## PROBLEM STATEMENT
Note each line where "Mode" appears, and copy it.

>>>>

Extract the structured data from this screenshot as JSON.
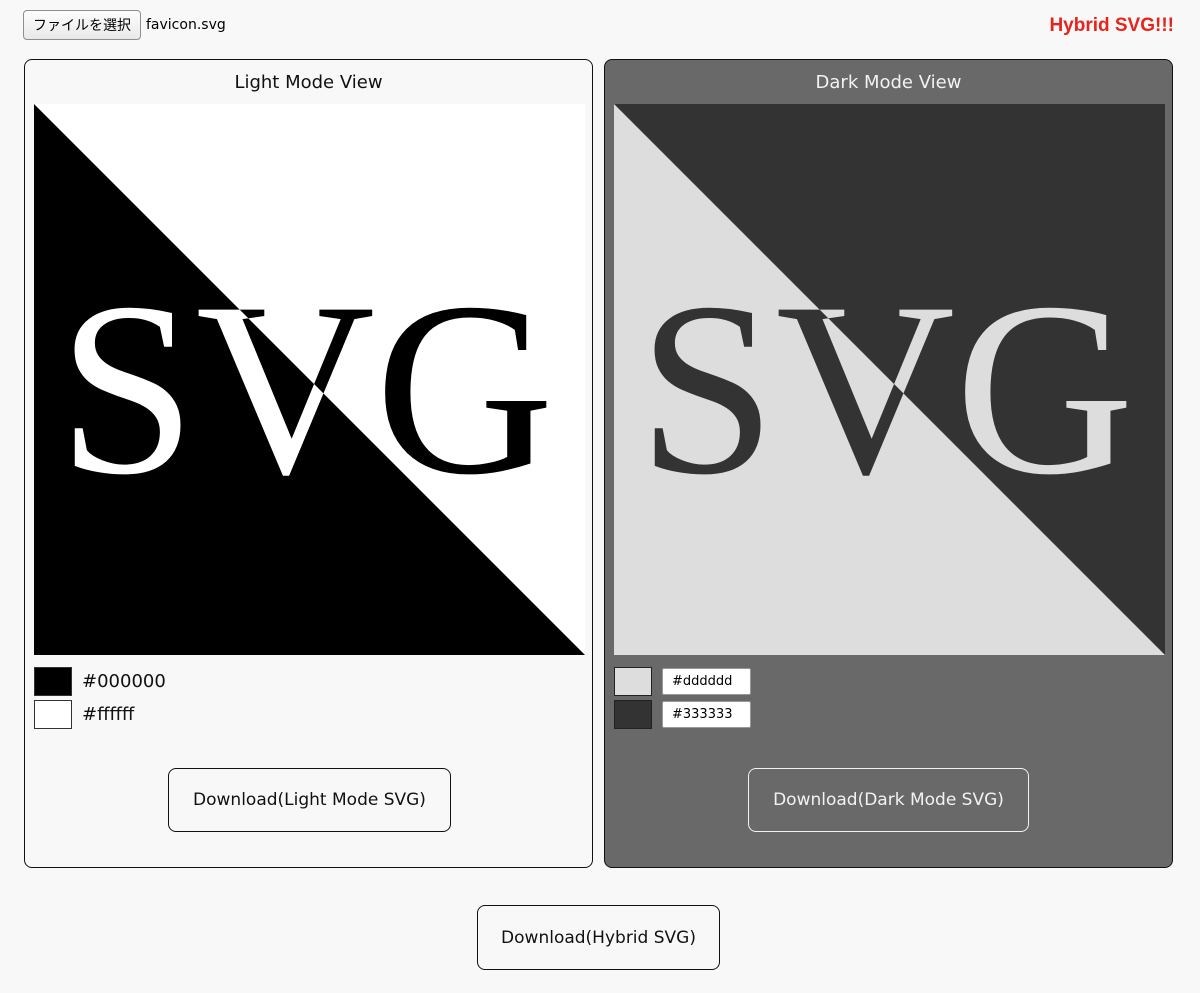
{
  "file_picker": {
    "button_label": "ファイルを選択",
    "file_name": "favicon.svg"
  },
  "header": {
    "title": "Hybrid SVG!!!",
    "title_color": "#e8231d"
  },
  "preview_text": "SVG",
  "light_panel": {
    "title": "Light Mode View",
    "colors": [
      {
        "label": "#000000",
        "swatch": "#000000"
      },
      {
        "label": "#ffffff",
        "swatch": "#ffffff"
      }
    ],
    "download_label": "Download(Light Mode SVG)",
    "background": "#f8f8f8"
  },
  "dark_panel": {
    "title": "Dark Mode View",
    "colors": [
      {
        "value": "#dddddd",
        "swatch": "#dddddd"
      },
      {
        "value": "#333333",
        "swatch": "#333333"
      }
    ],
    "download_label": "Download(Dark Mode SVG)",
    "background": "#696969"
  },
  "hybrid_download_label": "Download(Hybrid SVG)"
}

<<<<
>>>>

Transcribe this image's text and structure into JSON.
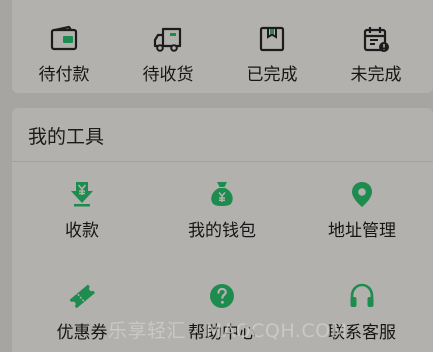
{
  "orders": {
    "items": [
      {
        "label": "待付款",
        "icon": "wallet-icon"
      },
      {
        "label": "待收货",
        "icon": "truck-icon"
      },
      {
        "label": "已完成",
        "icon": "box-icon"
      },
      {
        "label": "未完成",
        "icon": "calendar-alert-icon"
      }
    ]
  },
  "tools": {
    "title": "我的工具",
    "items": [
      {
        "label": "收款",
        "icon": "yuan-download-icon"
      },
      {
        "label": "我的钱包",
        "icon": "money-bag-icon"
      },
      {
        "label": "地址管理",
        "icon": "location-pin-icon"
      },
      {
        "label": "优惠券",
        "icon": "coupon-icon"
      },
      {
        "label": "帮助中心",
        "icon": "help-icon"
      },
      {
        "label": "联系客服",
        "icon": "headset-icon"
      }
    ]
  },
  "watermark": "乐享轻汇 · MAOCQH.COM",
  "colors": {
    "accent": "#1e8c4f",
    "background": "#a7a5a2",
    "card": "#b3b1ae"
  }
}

<<<<
>>>>

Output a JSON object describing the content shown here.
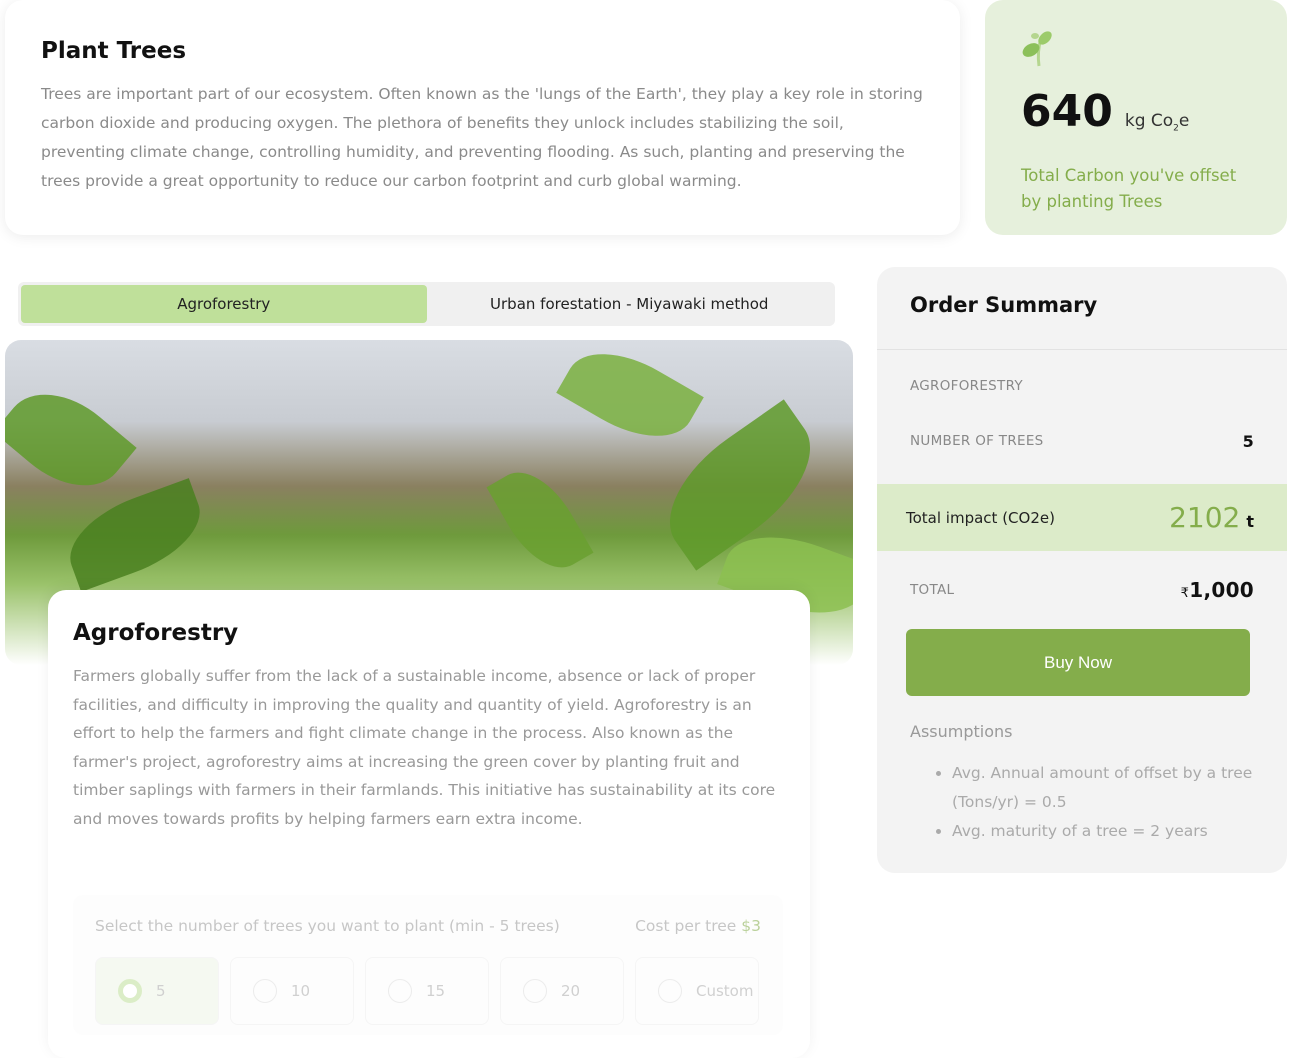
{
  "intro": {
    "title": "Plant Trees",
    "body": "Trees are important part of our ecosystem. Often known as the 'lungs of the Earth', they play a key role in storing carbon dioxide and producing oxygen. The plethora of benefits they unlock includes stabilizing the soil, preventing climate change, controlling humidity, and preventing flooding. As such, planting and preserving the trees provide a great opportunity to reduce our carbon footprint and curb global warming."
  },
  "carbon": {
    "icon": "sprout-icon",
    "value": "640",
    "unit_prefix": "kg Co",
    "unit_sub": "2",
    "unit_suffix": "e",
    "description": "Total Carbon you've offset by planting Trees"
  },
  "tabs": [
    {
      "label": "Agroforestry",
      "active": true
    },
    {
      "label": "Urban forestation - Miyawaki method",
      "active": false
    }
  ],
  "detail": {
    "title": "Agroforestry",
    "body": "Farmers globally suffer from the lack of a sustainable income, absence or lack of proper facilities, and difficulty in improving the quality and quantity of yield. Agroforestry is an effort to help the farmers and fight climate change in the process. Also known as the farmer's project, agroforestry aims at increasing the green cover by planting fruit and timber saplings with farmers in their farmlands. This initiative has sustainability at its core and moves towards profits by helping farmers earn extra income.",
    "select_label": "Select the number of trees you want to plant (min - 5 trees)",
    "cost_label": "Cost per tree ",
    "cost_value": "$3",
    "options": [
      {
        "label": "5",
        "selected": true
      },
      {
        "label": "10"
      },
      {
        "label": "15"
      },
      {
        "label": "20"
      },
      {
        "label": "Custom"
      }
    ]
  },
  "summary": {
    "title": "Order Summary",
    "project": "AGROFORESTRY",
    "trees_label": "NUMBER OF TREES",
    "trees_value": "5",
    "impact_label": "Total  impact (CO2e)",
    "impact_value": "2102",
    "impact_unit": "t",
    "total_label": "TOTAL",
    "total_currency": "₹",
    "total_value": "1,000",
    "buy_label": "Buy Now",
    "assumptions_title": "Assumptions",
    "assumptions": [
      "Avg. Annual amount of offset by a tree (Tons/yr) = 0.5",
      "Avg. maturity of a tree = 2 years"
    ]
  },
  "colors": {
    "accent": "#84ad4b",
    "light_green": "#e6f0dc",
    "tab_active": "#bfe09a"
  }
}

<<<<

## RESULT
    "title": "Light Mode View",
    "download_label": "Download(Light Mode SVG)",
    "title": "Dark Mode View",
    "download_label": "Download(Dark Mode SVG)",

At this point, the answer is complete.